_Problem description_
Copy out all lines of the records in which the word "years" appears.

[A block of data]
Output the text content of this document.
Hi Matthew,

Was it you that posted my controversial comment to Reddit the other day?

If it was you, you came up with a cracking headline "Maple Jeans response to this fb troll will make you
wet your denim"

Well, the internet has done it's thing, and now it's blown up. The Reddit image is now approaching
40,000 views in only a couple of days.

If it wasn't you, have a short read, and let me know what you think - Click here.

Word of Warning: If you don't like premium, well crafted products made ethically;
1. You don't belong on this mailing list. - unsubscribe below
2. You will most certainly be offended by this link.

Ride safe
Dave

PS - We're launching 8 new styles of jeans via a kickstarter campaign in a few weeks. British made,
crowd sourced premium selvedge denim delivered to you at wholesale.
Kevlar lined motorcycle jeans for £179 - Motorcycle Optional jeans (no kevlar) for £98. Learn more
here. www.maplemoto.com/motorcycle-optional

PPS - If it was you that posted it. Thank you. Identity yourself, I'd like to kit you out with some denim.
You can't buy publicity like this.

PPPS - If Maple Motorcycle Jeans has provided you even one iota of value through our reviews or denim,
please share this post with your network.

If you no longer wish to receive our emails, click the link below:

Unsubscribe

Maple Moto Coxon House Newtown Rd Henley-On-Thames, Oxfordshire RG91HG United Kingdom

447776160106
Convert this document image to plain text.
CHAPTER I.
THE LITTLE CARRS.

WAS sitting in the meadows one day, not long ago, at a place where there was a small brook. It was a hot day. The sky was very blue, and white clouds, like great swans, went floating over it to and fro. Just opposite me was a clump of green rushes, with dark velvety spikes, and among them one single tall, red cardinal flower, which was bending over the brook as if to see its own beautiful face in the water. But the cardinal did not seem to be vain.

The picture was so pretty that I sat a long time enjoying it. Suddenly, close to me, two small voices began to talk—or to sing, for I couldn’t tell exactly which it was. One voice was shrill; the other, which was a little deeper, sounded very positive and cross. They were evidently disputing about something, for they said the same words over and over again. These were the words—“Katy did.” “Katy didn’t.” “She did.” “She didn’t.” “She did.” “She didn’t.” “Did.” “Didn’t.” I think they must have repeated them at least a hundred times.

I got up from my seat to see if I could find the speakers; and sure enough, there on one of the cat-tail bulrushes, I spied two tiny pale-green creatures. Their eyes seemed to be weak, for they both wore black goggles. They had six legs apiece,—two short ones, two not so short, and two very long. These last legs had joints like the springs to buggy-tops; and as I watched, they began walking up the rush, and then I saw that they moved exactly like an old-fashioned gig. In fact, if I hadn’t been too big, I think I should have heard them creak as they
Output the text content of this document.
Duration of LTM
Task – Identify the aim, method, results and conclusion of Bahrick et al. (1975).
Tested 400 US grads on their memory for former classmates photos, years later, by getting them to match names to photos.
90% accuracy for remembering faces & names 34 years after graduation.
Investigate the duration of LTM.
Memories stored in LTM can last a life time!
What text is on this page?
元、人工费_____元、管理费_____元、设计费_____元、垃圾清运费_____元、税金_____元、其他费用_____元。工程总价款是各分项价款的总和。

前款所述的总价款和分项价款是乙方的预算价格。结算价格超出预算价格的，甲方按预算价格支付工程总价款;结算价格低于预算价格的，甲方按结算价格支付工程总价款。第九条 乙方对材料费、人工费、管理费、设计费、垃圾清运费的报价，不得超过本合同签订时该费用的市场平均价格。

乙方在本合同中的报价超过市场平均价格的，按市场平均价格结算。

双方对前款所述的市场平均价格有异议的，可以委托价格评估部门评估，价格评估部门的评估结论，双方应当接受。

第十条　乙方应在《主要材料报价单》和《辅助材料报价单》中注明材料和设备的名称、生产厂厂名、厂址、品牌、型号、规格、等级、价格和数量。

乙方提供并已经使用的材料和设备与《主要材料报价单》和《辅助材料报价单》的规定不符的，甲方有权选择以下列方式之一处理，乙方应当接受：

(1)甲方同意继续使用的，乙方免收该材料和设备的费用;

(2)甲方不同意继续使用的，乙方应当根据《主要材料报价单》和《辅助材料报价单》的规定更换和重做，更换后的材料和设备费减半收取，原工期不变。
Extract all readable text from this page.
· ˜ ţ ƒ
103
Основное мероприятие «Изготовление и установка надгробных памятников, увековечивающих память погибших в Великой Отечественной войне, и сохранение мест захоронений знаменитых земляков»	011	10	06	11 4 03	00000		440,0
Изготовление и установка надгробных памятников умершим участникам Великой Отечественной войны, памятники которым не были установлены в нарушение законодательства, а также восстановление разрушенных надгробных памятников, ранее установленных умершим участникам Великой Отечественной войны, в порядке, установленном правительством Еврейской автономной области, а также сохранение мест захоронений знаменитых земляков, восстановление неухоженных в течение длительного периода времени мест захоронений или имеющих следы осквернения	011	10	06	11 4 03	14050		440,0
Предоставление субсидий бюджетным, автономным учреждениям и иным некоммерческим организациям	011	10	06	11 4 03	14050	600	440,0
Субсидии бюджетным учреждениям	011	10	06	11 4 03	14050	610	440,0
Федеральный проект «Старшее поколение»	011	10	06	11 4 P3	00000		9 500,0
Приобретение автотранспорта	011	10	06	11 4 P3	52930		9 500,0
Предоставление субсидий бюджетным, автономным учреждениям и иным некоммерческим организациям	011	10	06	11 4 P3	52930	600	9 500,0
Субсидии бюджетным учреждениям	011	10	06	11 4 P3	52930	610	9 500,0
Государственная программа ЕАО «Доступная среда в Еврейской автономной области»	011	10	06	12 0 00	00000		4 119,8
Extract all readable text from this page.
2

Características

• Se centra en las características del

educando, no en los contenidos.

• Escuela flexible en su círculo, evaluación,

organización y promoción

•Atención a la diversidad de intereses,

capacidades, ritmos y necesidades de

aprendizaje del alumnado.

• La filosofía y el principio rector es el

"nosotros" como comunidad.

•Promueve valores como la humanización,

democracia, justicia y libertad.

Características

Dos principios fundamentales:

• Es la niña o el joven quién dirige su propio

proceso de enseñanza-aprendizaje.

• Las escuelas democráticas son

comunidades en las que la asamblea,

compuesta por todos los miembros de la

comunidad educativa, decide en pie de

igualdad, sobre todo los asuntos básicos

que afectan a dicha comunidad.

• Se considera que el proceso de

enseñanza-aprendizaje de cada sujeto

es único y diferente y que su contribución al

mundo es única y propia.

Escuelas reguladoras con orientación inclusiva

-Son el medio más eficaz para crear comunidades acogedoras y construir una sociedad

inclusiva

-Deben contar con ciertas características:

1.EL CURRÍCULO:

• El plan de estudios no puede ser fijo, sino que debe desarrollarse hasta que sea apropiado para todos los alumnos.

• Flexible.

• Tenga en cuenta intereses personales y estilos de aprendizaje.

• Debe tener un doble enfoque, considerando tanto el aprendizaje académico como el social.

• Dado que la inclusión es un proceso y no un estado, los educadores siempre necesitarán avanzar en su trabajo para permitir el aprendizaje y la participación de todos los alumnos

_Answer to this task_
Tested 400 US grads on their memory for former classmates photos, years later, by getting them to match names to photos.
90% accuracy for remembering faces & names 34 years after graduation.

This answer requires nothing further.